======== Source material

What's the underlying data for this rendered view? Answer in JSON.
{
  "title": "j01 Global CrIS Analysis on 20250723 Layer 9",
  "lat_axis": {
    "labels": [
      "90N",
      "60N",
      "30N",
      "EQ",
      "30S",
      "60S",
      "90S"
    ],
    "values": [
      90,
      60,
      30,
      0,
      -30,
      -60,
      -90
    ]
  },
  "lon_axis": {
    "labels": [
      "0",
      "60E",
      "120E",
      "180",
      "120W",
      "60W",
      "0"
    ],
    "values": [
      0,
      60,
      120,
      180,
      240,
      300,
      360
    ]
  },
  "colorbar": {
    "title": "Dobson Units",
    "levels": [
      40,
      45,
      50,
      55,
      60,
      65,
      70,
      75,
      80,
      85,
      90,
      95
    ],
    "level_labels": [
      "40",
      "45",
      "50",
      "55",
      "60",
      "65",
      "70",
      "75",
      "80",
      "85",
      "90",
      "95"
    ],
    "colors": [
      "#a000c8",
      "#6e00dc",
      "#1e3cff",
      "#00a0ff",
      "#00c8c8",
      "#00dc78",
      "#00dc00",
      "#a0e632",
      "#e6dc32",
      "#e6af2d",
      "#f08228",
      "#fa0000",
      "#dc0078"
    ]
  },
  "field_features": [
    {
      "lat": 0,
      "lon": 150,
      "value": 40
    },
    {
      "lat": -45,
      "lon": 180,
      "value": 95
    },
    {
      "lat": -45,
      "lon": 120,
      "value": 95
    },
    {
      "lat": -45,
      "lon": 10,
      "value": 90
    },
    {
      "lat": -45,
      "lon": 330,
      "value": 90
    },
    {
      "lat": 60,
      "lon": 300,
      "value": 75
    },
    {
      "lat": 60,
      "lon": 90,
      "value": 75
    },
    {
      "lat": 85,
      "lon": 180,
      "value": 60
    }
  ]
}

================

▶ [Exercise description]
Output all of the data again, exactly.

▶ [Problem solution]
What's the underlying data for this rendered view? Answer in JSON.
{
  "title": "j01 Global CrIS Analysis on 20250723 Layer 9",
  "lat_axis": {
    "labels": [
      "90N",
      "60N",
      "30N",
      "EQ",
      "30S",
      "60S",
      "90S"
    ],
    "values": [
      90,
      60,
      30,
      0,
      -30,
      -60,
      -90
    ]
  },
  "lon_axis": {
    "labels": [
      "0",
      "60E",
      "120E",
      "180",
      "120W",
      "60W",
      "0"
    ],
    "values": [
      0,
      60,
      120,
      180,
      240,
      300,
      360
    ]
  },
  "colorbar": {
    "title": "Dobson Units",
    "levels": [
      40,
      45,
      50,
      55,
      60,
      65,
      70,
      75,
      80,
      85,
      90,
      95
    ],
    "level_labels": [
      "40",
      "45",
      "50",
      "55",
      "60",
      "65",
      "70",
      "75",
      "80",
      "85",
      "90",
      "95"
    ],
    "colors": [
      "#a000c8",
      "#6e00dc",
      "#1e3cff",
      "#00a0ff",
      "#00c8c8",
      "#00dc78",
      "#00dc00",
      "#a0e632",
      "#e6dc32",
      "#e6af2d",
      "#f08228",
      "#fa0000",
      "#dc0078"
    ]
  },
  "field_features": [
    {
      "lat": 0,
      "lon": 150,
      "value": 40
    },
    {
      "lat": -45,
      "lon": 180,
      "value": 95
    },
    {
      "lat": -45,
      "lon": 120,
      "value": 95
    },
    {
      "lat": -45,
      "lon": 10,
      "value": 90
    },
    {
      "lat": -45,
      "lon": 330,
      "value": 90
    },
    {
      "lat": 60,
      "lon": 300,
      "value": 75
    },
    {
      "lat": 60,
      "lon": 90,
      "value": 75
    },
    {
      "lat": 85,
      "lon": 180,
      "value": 60
    }
  ]
}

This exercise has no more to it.